Leetcode48. 旋转图像

Leetcode48. 旋转图像

题目：
给定一个 n × n 的二维矩阵表示一个图像。
将图像顺时针旋转 90 度。
说明：
你必须在原地旋转图像，这意味着你需要直接修改输入的二维矩阵。请不要使用另一个矩阵来旋转图像。

示例 1:

给定 matrix = 
[
  [1,2,3],
  [4,5,6],
  [7,8,9]
],

原地旋转输入矩阵，使其变为:
[
  [7,4,1],
  [8,5,2],
  [9,6,3]
]

示例 2:

给定 matrix =
[
  [ 5, 1, 9,11],
  [ 2, 4, 8,10],
  [13, 3, 6, 7],
  [15,14,12,16]
], 

原地旋转输入矩阵，使其变为:
[
  [15,13, 2, 5],
  [14, 3, 4, 1],
  [12, 6, 8, 9],
  [16, 7,10,11]
]

题解：
1.转置+翻转
2。旋转
scala代码：

/**
    * 转置+翻转
    *
    * @param matrix
    */
  def rotate1(matrix: Array[Array[Int]]): Unit = {

    val n = matrix.length
    //矩阵转置
    for (i <- 0 until n) {
      for (j <- i until n) {
        val temp = matrix(j)(i)
        matrix(j)(i) = matrix(i)(j)
        matrix(i)(j) = temp
      }
    }
    //翻转
    for (i <- 0 until n) {
      for (j <- 0 until n / 2) {
        val temp = matrix(i)(j)
        matrix(i)(j) = matrix(i)(n - j - 1)
        matrix(i)(n - j - 1) = temp
      }
    }
  }

  /**
    * 旋转
    *
    * @param matrix
    */
  def rotate2(matrix: Array[Array[Int]]): Unit = {

    val n = matrix.length
    for (i <- 0 until (n / 2 + n % 2)) {
      for (j <- 0 until n / 2) {
        val nums = new Array[Int](4)
        var row = i
        var col = j
        for (i <- 0 until 4) {
          nums(i) = matrix(row)(col)
          val temp = row
          row = col
          col = n - 1 - temp
        }
        for (i <- 0 until 4) {
          matrix(row)(col) = nums((i + 3) % 4)

▶ 数据部分:
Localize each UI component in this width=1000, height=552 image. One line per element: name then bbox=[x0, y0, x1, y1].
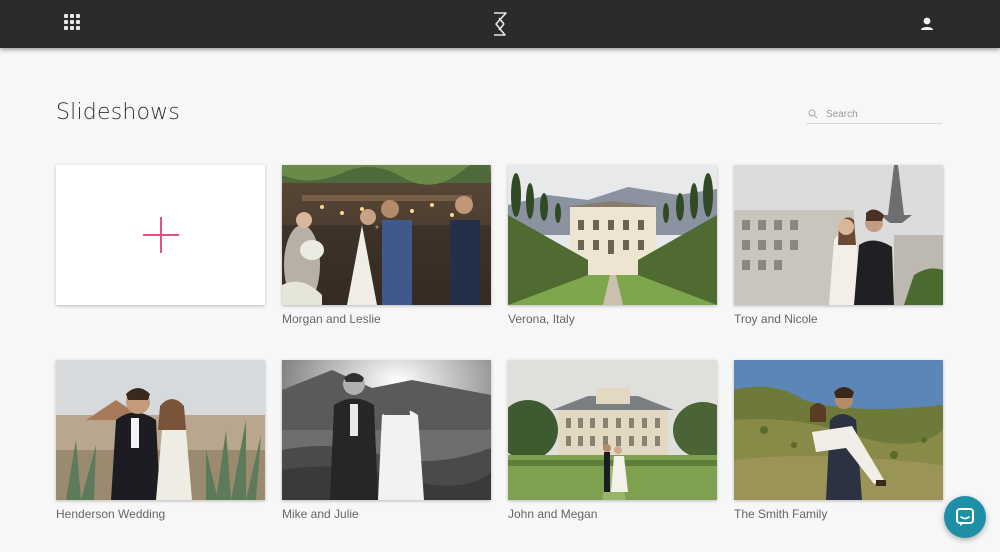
slideshow-thumbnail[interactable] bbox=[508, 360, 717, 500]
top-bar bbox=[0, 0, 1000, 48]
chat-button[interactable] bbox=[944, 496, 986, 538]
slideshow-thumbnail[interactable] bbox=[282, 360, 491, 500]
slideshow-card[interactable]: Verona, Italy bbox=[508, 165, 717, 326]
hourglass-logo-icon[interactable] bbox=[490, 11, 510, 37]
search-input[interactable] bbox=[826, 106, 940, 122]
search-icon bbox=[808, 109, 818, 119]
plus-icon bbox=[142, 217, 179, 253]
slideshow-card[interactable]: Mike and Julie bbox=[282, 360, 491, 521]
chat-bubble-icon bbox=[956, 508, 974, 526]
page-title: Slideshows bbox=[56, 100, 181, 125]
slideshow-thumbnail[interactable] bbox=[56, 360, 265, 500]
new-slideshow-tile[interactable] bbox=[56, 165, 265, 305]
search-box[interactable] bbox=[806, 106, 942, 124]
slideshow-caption: John and Megan bbox=[508, 507, 598, 521]
apps-grid-icon[interactable] bbox=[64, 14, 82, 32]
new-slideshow-card[interactable] bbox=[56, 165, 265, 305]
user-icon[interactable] bbox=[918, 15, 936, 33]
slideshow-caption: Morgan and Leslie bbox=[282, 312, 381, 326]
slideshow-thumbnail[interactable] bbox=[282, 165, 491, 305]
slideshow-thumbnail[interactable] bbox=[734, 165, 943, 305]
slideshow-caption: Henderson Wedding bbox=[56, 507, 166, 521]
slideshow-caption: Troy and Nicole bbox=[734, 312, 818, 326]
slideshow-card[interactable]: Henderson Wedding bbox=[56, 360, 265, 521]
slideshow-card[interactable]: Morgan and Leslie bbox=[282, 165, 491, 326]
slideshow-thumbnail[interactable] bbox=[734, 360, 943, 500]
slideshow-card[interactable]: John and Megan bbox=[508, 360, 717, 521]
slideshow-card[interactable]: Troy and Nicole bbox=[734, 165, 943, 326]
slideshow-caption: Verona, Italy bbox=[508, 312, 575, 326]
slideshow-card[interactable]: The Smith Family bbox=[734, 360, 943, 521]
slideshow-caption: The Smith Family bbox=[734, 507, 828, 521]
slideshow-caption: Mike and Julie bbox=[282, 507, 359, 521]
slideshow-thumbnail[interactable] bbox=[508, 165, 717, 305]
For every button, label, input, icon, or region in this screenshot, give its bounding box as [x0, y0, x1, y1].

▶ 任务要求:
**1.** 请逐字复制旋转图像题解中的一段：从含有“matrix(j)(i) = matrix(i)(j)”的那几个词开始，到“temp = matrix(i)(j)”之后结束。
**2.** 旋转图像题解的示例 2 中，矩阵原地旋转后变成了什么样？按顺序写出它的每一行。
**3.** 旋转图像题解的代码只写到一半，请紧接最后一行续写下去。

▶ 参考答案:
**1.**
matrix(j)(i) = matrix(i)(j)
        matrix(i)(j) = temp
      }
    }
    //翻转
    for (i <- 0 until n) {
      for (j <- 0 until n / 2) {
        val temp = matrix(i)(j)

**2.**
[15,13, 2, 5]
[14, 3, 4, 1]
[12, 6, 8, 9]
[16, 7,10,11]

**3.**
          val temp = row
          row = col
          col = n - 1 - temp
        }
      }
    }
  }

  /**
    * 单次循环
    *
    * @param matrix
    */
  def rotate3(matrix: Array[Array[Int]]): Unit = {
    val n = matrix.length
    for (i <- 0 until (n + 1) / 2) {
      for (j <- 0 until n / 2) {
        val temp = matrix(n - 1 - j)(i)
        matrix(n - 1 - j)(i) = matrix(n - 1 - i)(n - j - 1)
        matrix(n - 1 - i)(n - j - 1) = matrix(j)(n - 1 - i)
        matrix(j)(n - 1 - i) = matrix(i)(j)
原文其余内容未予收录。